What the task requires:
Lines containing the word "tabloului" are to be counted; state their number and nothing further.

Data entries
################
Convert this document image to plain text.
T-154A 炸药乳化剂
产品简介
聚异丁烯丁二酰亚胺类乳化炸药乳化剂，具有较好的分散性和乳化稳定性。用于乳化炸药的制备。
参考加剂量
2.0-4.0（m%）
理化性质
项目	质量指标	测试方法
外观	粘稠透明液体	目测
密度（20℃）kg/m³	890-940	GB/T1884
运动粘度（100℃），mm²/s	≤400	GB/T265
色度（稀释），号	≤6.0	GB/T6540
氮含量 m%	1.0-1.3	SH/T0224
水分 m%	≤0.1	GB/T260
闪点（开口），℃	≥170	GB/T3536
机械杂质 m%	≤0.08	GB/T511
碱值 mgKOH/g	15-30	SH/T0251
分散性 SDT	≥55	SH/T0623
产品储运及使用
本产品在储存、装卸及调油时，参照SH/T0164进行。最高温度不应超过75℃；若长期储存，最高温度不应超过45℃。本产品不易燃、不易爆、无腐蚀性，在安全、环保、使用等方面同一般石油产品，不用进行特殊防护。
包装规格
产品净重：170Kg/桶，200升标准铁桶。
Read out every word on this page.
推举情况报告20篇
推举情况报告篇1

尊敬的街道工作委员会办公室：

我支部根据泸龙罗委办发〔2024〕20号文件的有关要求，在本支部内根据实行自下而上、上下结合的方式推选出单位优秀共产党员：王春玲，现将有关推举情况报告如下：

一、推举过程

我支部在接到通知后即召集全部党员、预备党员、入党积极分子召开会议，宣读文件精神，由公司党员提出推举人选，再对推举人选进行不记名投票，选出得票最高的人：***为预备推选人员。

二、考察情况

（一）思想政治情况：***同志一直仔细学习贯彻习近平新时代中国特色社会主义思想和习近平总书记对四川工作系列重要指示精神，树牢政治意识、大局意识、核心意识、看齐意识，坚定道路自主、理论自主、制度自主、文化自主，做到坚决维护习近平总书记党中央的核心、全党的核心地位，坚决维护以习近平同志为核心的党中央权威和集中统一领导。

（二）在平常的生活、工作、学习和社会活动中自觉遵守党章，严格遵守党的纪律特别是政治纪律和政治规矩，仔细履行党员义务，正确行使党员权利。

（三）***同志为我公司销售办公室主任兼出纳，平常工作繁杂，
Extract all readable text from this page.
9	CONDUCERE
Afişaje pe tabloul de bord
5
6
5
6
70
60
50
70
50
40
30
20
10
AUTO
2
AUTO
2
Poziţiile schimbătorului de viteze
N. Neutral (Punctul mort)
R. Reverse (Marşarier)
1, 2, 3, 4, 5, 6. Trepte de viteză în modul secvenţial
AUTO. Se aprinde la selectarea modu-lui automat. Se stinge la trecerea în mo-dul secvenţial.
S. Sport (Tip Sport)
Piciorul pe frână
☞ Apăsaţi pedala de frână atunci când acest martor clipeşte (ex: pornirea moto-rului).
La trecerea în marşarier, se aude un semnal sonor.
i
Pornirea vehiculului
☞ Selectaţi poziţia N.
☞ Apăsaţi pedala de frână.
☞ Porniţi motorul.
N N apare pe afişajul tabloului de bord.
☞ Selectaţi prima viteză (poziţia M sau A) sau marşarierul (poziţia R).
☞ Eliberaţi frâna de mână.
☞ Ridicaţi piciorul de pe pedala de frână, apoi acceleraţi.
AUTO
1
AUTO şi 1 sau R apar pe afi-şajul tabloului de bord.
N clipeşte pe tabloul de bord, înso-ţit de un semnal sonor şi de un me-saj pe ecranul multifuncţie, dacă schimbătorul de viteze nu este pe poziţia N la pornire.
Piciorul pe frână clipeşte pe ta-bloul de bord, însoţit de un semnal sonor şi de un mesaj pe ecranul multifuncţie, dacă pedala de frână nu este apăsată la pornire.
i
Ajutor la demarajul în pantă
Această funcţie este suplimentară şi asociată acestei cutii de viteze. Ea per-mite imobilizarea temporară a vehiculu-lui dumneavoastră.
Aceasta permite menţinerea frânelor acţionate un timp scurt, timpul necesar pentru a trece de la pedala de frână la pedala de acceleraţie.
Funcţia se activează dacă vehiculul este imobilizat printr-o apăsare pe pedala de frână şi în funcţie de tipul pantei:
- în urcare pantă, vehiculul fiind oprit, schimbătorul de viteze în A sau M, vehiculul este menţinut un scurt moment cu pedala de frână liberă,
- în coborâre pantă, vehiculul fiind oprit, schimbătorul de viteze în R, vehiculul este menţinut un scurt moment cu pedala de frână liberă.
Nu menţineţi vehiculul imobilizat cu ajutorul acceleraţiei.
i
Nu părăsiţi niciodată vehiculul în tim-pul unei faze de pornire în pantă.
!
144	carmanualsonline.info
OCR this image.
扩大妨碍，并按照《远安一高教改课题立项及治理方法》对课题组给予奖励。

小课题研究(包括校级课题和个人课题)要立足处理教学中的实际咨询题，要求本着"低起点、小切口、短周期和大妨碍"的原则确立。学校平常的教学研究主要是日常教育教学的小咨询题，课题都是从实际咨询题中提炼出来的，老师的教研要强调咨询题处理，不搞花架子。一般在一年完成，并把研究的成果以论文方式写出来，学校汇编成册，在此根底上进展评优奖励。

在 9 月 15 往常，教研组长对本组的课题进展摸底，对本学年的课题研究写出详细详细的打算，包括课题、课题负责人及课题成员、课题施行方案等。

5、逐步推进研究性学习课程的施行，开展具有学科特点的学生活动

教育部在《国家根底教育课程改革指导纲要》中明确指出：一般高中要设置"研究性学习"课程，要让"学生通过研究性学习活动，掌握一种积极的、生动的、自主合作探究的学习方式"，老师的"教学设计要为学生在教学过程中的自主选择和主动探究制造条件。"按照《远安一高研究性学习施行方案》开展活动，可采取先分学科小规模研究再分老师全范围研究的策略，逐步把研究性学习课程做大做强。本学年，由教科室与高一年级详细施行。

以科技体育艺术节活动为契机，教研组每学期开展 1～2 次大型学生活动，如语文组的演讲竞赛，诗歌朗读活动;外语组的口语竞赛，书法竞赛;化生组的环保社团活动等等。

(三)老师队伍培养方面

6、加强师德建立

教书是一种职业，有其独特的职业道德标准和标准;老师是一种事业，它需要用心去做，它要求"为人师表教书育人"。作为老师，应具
################
Worked solution:
2